Stored dataset items
========================================================================

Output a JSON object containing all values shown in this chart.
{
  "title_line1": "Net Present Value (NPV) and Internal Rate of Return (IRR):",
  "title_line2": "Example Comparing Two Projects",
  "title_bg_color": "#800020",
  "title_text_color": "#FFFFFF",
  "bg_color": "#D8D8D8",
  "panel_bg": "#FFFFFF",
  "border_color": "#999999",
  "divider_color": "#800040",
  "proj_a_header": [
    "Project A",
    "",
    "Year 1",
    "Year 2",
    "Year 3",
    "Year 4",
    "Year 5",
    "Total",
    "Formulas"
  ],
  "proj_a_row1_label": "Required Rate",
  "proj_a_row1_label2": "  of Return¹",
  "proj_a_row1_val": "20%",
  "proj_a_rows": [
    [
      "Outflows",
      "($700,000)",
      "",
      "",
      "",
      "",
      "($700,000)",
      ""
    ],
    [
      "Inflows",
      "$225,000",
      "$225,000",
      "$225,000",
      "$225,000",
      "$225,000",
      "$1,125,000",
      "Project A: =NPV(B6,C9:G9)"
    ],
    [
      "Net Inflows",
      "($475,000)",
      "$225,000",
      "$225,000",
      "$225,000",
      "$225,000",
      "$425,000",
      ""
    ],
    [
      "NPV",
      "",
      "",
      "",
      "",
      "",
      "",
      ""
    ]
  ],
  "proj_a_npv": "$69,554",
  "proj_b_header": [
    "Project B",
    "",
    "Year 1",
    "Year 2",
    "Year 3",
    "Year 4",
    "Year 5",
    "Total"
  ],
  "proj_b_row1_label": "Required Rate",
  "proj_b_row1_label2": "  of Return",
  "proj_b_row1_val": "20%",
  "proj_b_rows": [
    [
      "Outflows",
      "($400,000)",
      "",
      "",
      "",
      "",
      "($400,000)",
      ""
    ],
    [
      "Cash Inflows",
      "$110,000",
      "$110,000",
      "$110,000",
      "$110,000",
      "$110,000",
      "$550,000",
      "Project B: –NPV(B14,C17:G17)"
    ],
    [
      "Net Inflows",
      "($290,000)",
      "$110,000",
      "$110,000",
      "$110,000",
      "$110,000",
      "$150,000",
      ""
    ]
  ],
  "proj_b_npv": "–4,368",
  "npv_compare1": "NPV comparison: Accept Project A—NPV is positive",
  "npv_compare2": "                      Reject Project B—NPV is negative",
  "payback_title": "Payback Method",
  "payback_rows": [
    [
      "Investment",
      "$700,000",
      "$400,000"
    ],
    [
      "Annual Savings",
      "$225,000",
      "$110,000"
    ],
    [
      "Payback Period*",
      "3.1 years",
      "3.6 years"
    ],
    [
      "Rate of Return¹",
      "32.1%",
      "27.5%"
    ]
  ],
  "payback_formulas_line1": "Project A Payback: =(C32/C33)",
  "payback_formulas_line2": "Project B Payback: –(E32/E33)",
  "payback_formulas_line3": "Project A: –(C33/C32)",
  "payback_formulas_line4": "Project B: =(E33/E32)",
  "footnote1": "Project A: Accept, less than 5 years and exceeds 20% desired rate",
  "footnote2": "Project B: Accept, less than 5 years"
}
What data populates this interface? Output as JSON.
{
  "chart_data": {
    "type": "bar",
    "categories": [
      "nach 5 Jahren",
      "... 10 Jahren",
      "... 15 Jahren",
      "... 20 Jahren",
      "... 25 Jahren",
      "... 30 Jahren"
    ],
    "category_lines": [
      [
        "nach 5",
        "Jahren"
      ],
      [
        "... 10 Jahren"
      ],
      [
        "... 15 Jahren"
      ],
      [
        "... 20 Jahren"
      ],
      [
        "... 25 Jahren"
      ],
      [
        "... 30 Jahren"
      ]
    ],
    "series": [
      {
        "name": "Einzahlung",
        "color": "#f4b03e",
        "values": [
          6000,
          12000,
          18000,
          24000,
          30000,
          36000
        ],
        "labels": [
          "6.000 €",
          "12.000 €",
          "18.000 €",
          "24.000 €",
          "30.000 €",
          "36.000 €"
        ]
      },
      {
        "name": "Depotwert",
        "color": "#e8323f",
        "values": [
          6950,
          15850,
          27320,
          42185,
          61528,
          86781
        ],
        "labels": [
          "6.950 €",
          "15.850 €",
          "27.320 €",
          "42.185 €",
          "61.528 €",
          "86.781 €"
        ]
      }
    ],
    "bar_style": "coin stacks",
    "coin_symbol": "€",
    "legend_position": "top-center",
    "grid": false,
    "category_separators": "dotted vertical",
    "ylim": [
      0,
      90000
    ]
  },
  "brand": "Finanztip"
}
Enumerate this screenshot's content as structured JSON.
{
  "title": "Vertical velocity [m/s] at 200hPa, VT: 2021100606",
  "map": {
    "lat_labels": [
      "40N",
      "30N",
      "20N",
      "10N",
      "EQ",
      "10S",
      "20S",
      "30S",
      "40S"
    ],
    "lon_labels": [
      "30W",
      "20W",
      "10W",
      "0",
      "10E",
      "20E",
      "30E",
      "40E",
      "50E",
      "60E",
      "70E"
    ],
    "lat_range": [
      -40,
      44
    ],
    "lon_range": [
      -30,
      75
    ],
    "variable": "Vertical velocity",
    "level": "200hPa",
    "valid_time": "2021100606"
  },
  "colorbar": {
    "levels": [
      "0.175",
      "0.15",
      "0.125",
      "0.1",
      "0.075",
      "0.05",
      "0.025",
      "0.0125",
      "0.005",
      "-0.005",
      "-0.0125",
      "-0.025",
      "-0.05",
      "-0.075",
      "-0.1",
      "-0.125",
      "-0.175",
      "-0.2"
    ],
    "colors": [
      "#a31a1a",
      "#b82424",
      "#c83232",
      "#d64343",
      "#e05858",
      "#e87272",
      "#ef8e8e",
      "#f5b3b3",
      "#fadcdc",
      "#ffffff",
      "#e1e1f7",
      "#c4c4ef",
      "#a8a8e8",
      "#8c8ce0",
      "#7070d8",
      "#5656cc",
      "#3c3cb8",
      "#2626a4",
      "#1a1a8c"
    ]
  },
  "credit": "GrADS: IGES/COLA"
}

========================================================================

Exercise brief: Quote each line of the data above exactly as written.

Complete answer:
Output a JSON object containing all values shown in this chart.
{
  "title_line1": "Net Present Value (NPV) and Internal Rate of Return (IRR):",
  "title_line2": "Example Comparing Two Projects",
  "title_bg_color": "#800020",
  "title_text_color": "#FFFFFF",
  "bg_color": "#D8D8D8",
  "panel_bg": "#FFFFFF",
  "border_color": "#999999",
  "divider_color": "#800040",
  "proj_a_header": [
    "Project A",
    "",
    "Year 1",
    "Year 2",
    "Year 3",
    "Year 4",
    "Year 5",
    "Total",
    "Formulas"
  ],
  "proj_a_row1_label": "Required Rate",
  "proj_a_row1_label2": "  of Return¹",
  "proj_a_row1_val": "20%",
  "proj_a_rows": [
    [
      "Outflows",
      "($700,000)",
      "",
      "",
      "",
      "",
      "($700,000)",
      ""
    ],
    [
      "Inflows",
      "$225,000",
      "$225,000",
      "$225,000",
      "$225,000",
      "$225,000",
      "$1,125,000",
      "Project A: =NPV(B6,C9:G9)"
    ],
    [
      "Net Inflows",
      "($475,000)",
      "$225,000",
      "$225,000",
      "$225,000",
      "$225,000",
      "$425,000",
      ""
    ],
    [
      "NPV",
      "",
      "",
      "",
      "",
      "",
      "",
      ""
    ]
  ],
  "proj_a_npv": "$69,554",
  "proj_b_header": [
    "Project B",
    "",
    "Year 1",
    "Year 2",
    "Year 3",
    "Year 4",
    "Year 5",
    "Total"
  ],
  "proj_b_row1_label": "Required Rate",
  "proj_b_row1_label2": "  of Return",
  "proj_b_row1_val": "20%",
  "proj_b_rows": [
    [
      "Outflows",
      "($400,000)",
      "",
      "",
      "",
      "",
      "($400,000)",
      ""
    ],
    [
      "Cash Inflows",
      "$110,000",
      "$110,000",
      "$110,000",
      "$110,000",
      "$110,000",
      "$550,000",
      "Project B: –NPV(B14,C17:G17)"
    ],
    [
      "Net Inflows",
      "($290,000)",
      "$110,000",
      "$110,000",
      "$110,000",
      "$110,000",
      "$150,000",
      ""
    ]
  ],
  "proj_b_npv": "–4,368",
  "npv_compare1": "NPV comparison: Accept Project A—NPV is positive",
  "npv_compare2": "                      Reject Project B—NPV is negative",
  "payback_title": "Payback Method",
  "payback_rows": [
    [
      "Investment",
      "$700,000",
      "$400,000"
    ],
    [
      "Annual Savings",
      "$225,000",
      "$110,000"
    ],
    [
      "Payback Period*",
      "3.1 years",
      "3.6 years"
    ],
    [
      "Rate of Return¹",
      "32.1%",
      "27.5%"
    ]
  ],
  "payback_formulas_line1": "Project A Payback: =(C32/C33)",
  "payback_formulas_line2": "Project B Payback: –(E32/E33)",
  "payback_formulas_line3": "Project A: –(C33/C32)",
  "payback_formulas_line4": "Project B: =(E33/E32)",
  "footnote1": "Project A: Accept, less than 5 years and exceeds 20% desired rate",
  "footnote2": "Project B: Accept, less than 5 years"
}
What data populates this interface? Output as JSON.
{
  "chart_data": {
    "type": "bar",
    "categories": [
      "nach 5 Jahren",
      "... 10 Jahren",
      "... 15 Jahren",
      "... 20 Jahren",
      "... 25 Jahren",
      "... 30 Jahren"
    ],
    "category_lines": [
      [
        "nach 5",
        "Jahren"
      ],
      [
        "... 10 Jahren"
      ],
      [
        "... 15 Jahren"
      ],
      [
        "... 20 Jahren"
      ],
      [
        "... 25 Jahren"
      ],
      [
        "... 30 Jahren"
      ]
    ],
    "series": [
      {
        "name": "Einzahlung",
        "color": "#f4b03e",
        "values": [
          6000,
          12000,
          18000,
          24000,
          30000,
          36000
        ],
        "labels": [
          "6.000 €",
          "12.000 €",
          "18.000 €",
          "24.000 €",
          "30.000 €",
          "36.000 €"
        ]
      },
      {
        "name": "Depotwert",
        "color": "#e8323f",
        "values": [
          6950,
          15850,
          27320,
          42185,
          61528,
          86781
        ],
        "labels": [
          "6.950 €",
          "15.850 €",
          "27.320 €",
          "42.185 €",
          "61.528 €",
          "86.781 €"
        ]
      }
    ],
    "bar_style": "coin stacks",
    "coin_symbol": "€",
    "legend_position": "top-center",
    "grid": false,
    "category_separators": "dotted vertical",
    "ylim": [
      0,
      90000
    ]
  },
  "brand": "Finanztip"
}
Enumerate this screenshot's content as structured JSON.
{
  "title": "Vertical velocity [m/s] at 200hPa, VT: 2021100606",
  "map": {
    "lat_labels": [
      "40N",
      "30N",
      "20N",
      "10N",
      "EQ",
      "10S",
      "20S",
      "30S",
      "40S"
    ],
    "lon_labels": [
      "30W",
      "20W",
      "10W",
      "0",
      "10E",
      "20E",
      "30E",
      "40E",
      "50E",
      "60E",
      "70E"
    ],
    "lat_range": [
      -40,
      44
    ],
    "lon_range": [
      -30,
      75
    ],
    "variable": "Vertical velocity",
    "level": "200hPa",
    "valid_time": "2021100606"
  },
  "colorbar": {
    "levels": [
      "0.175",
      "0.15",
      "0.125",
      "0.1",
      "0.075",
      "0.05",
      "0.025",
      "0.0125",
      "0.005",
      "-0.005",
      "-0.0125",
      "-0.025",
      "-0.05",
      "-0.075",
      "-0.1",
      "-0.125",
      "-0.175",
      "-0.2"
    ],
    "colors": [
      "#a31a1a",
      "#b82424",
      "#c83232",
      "#d64343",
      "#e05858",
      "#e87272",
      "#ef8e8e",
      "#f5b3b3",
      "#fadcdc",
      "#ffffff",
      "#e1e1f7",
      "#c4c4ef",
      "#a8a8e8",
      "#8c8ce0",
      "#7070d8",
      "#5656cc",
      "#3c3cb8",
      "#2626a4",
      "#1a1a8c"
    ]
  },
  "credit": "GrADS: IGES/COLA"
}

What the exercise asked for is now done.